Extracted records

__________

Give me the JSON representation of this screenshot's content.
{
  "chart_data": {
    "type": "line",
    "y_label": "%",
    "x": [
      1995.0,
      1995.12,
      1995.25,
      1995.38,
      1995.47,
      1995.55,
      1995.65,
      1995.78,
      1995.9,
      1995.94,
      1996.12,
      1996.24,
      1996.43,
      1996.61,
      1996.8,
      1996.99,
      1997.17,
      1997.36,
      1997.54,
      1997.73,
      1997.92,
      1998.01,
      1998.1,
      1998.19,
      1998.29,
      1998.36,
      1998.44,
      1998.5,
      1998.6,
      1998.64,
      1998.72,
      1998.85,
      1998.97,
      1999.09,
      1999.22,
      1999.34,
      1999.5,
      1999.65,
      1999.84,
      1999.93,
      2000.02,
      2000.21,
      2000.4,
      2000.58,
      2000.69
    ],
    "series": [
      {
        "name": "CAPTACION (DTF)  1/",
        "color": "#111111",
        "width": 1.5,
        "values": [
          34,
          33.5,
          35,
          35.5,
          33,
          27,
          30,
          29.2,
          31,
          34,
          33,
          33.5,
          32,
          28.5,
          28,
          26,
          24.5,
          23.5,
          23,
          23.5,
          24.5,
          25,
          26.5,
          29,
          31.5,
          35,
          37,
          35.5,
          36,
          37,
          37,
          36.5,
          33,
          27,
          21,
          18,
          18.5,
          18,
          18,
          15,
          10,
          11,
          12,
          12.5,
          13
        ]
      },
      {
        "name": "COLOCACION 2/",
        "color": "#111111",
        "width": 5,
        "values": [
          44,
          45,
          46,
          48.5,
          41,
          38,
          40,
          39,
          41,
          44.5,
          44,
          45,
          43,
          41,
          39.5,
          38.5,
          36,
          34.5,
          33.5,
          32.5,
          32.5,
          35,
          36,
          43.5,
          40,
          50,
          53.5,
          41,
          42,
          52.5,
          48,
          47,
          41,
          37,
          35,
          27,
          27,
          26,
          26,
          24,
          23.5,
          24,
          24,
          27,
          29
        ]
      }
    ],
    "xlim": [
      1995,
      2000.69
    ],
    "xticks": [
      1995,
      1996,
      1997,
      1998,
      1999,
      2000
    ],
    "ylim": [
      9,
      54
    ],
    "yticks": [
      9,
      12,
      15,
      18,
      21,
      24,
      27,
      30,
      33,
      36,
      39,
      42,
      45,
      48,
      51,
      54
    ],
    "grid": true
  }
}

__________

## [What the task requires]
Among the lines of the data above, determine how many contain the word "name". Report the number alone.

## [The response]
2